▶ _What to work on_
Using the listing below, report all lines holding the word "oquvchilar".

Stored data entries:
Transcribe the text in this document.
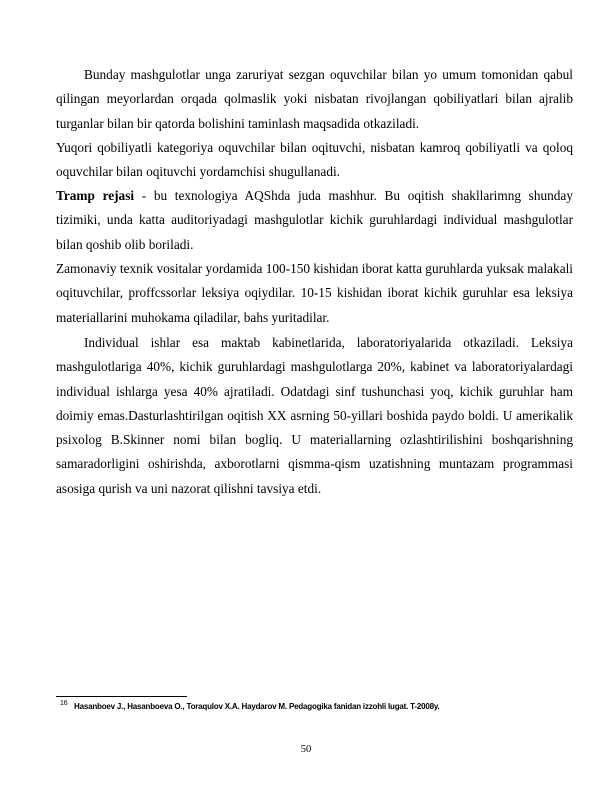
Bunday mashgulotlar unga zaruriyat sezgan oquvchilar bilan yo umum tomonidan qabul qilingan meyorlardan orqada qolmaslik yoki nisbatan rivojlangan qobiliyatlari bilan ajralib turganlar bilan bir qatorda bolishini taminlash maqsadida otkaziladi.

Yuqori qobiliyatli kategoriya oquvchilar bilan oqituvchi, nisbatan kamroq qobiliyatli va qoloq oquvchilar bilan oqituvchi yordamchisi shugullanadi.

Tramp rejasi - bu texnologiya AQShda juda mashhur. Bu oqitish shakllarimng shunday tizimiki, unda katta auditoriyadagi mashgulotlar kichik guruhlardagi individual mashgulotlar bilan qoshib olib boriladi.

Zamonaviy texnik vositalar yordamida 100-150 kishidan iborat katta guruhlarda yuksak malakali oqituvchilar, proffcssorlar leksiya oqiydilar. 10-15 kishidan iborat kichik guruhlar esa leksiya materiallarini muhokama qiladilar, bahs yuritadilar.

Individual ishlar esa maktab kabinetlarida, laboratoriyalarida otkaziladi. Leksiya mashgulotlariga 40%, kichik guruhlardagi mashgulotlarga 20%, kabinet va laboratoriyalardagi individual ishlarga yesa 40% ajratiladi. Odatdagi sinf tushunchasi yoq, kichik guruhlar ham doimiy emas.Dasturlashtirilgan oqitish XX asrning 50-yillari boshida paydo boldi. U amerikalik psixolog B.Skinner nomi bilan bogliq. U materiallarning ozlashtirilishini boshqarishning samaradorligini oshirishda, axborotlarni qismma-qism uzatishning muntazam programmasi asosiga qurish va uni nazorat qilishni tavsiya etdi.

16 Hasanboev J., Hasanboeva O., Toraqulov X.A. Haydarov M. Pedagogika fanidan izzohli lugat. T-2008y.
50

---

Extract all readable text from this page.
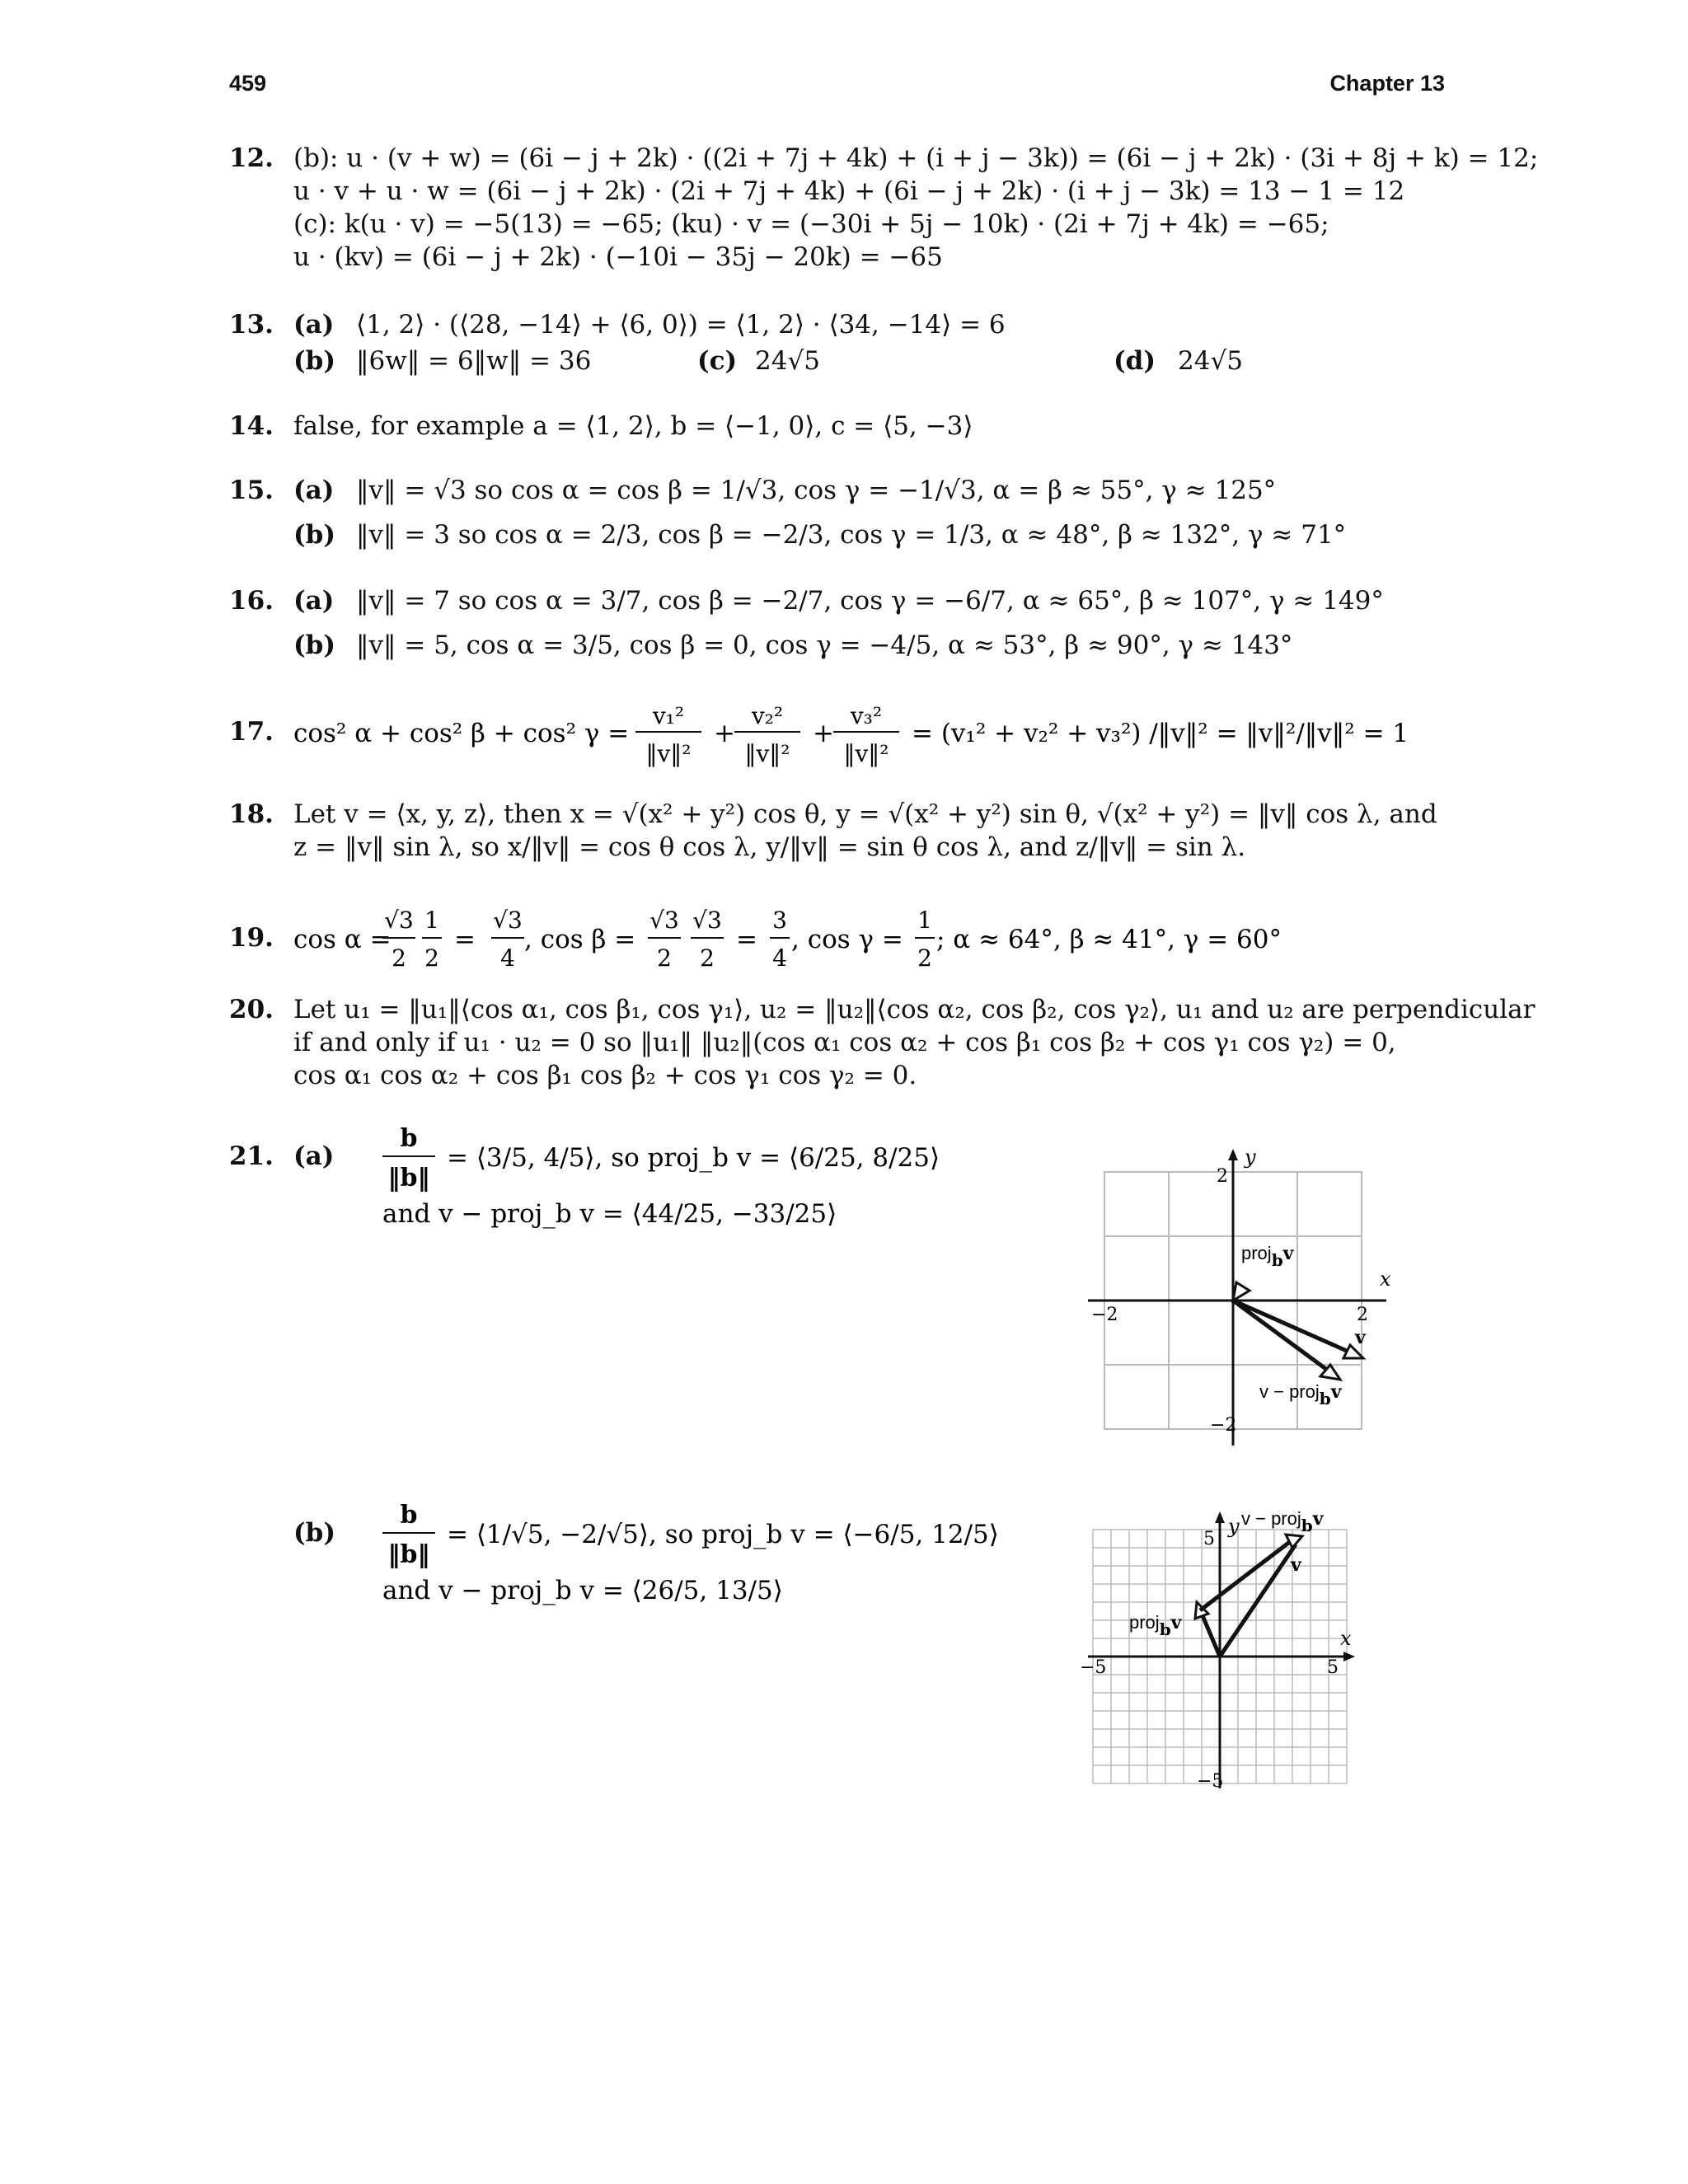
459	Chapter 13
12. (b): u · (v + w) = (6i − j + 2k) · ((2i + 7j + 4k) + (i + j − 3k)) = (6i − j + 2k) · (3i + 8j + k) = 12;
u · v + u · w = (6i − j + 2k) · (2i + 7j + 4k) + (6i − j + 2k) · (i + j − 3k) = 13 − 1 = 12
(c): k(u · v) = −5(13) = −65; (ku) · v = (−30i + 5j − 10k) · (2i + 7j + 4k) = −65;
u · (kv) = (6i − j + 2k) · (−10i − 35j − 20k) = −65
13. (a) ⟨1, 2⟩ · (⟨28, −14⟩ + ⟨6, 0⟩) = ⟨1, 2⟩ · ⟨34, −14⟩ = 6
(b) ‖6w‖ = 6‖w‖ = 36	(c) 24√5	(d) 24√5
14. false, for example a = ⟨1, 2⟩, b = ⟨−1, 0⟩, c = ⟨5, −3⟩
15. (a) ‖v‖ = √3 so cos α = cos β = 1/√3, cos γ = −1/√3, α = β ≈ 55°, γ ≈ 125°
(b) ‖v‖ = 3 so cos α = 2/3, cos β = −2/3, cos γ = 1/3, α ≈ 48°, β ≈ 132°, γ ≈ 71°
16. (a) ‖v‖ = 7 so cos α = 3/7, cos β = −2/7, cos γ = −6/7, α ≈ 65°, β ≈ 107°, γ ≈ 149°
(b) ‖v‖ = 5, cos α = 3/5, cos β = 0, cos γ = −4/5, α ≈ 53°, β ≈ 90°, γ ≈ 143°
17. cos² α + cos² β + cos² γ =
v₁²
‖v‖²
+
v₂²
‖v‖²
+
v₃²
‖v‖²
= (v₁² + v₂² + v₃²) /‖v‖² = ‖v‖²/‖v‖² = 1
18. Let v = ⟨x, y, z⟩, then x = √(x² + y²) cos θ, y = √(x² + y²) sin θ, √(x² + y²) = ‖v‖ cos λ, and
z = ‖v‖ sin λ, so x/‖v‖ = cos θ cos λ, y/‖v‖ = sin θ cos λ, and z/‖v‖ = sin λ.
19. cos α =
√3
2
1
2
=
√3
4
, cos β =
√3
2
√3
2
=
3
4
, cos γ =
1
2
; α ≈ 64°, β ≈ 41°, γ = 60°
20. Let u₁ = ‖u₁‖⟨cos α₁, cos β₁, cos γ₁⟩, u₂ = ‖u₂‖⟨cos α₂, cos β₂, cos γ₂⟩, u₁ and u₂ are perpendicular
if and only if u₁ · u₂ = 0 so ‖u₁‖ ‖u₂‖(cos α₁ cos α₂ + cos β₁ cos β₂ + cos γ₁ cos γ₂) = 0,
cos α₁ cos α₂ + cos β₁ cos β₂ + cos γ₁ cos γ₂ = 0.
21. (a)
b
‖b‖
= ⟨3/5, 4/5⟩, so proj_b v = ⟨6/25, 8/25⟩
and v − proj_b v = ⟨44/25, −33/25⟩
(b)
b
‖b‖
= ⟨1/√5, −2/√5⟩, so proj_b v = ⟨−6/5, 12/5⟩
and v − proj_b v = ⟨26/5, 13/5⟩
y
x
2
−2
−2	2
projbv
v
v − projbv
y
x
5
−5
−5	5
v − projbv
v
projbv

▶ _Solution to the problem_
Bunday mashgulotlar unga zaruriyat sezgan oquvchilar bilan yo umum tomonidan qabul qilingan meyorlardan orqada qolmaslik yoki nisbatan rivojlangan qobiliyatlari bilan ajralib turganlar bilan bir qatorda bolishini taminlash maqsadida otkaziladi.
Yuqori qobiliyatli kategoriya oquvchilar bilan oqituvchi, nisbatan kamroq qobiliyatli va qoloq oquvchilar bilan oqituvchi yordamchisi shugullanadi.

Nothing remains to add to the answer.